» **What this task involves**
Scan the records below. List lines holding "MORE".

***** Material *****

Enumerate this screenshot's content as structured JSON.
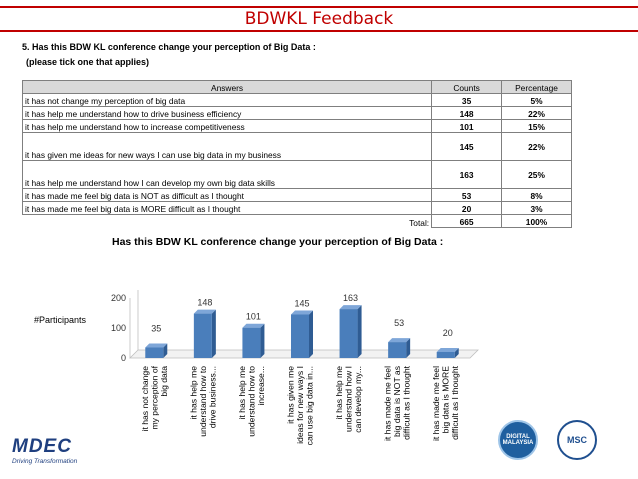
{
  "header": {
    "title": "BDWKL Feedback"
  },
  "question": {
    "text": "5. Has this BDW KL conference change your perception of Big Data :",
    "note": "(please tick one that applies)"
  },
  "table": {
    "headers": [
      "Answers",
      "Counts",
      "Percentage"
    ],
    "rows": [
      {
        "answer": "it has not change my perception of big data",
        "count": "35",
        "percentage": "5%"
      },
      {
        "answer": "it has help me understand how to drive business efficiency",
        "count": "148",
        "percentage": "22%"
      },
      {
        "answer": "it has help me understand how to increase competitiveness",
        "count": "101",
        "percentage": "15%"
      },
      {
        "answer": "it has given me ideas for new ways I can use big data in my business",
        "count": "145",
        "percentage": "22%"
      },
      {
        "answer": "it has help me understand how I can develop my own big data skills",
        "count": "163",
        "percentage": "25%"
      },
      {
        "answer": "it has made me feel big data is NOT as difficult as I thought",
        "count": "53",
        "percentage": "8%"
      },
      {
        "answer": "it has made me feel big data is MORE difficult as I thought",
        "count": "20",
        "percentage": "3%"
      }
    ],
    "total": {
      "label": "Total:",
      "count": "665",
      "percentage": "100%"
    }
  },
  "chart_data": {
    "type": "bar",
    "title": "Has this BDW KL conference change your perception of Big Data :",
    "ylabel": "#Participants",
    "xlabel": "",
    "categories": [
      [
        "it has not change",
        "my perception of",
        "big data"
      ],
      [
        "it has help me",
        "understand how to",
        "drive business..."
      ],
      [
        "it has help me",
        "understand how to",
        "increase..."
      ],
      [
        "it has given me",
        "ideas for new ways I",
        "can use big data in..."
      ],
      [
        "it has help me",
        "understand how I",
        "can develop my..."
      ],
      [
        "it has made me feel",
        "big data is NOT as",
        "difficult as I thought"
      ],
      [
        "it has made me feel",
        "big data is MORE",
        "difficult as I thought"
      ]
    ],
    "values": [
      35,
      148,
      101,
      145,
      163,
      53,
      20
    ],
    "ylim": [
      0,
      200
    ],
    "yticks": [
      0,
      100,
      200
    ],
    "bar_color": "#4a7ebb",
    "bar_side_color": "#2f5c93",
    "bar_top_color": "#7ea6d8",
    "grid": false,
    "legend": "none"
  },
  "footer": {
    "mdec_logo": "MDEC",
    "mdec_tagline": "Driving Transformation",
    "seal_digital": "DIGITAL MALAYSIA",
    "seal_msc": "MSC"
  },
  "colors": {
    "accent": "#c00000",
    "header_fill": "#d9d9d9"
  }
}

*****

» **Exercise output**
        "answer": "it has made me feel big data is MORE difficult as I thought",
        "big data is MORE",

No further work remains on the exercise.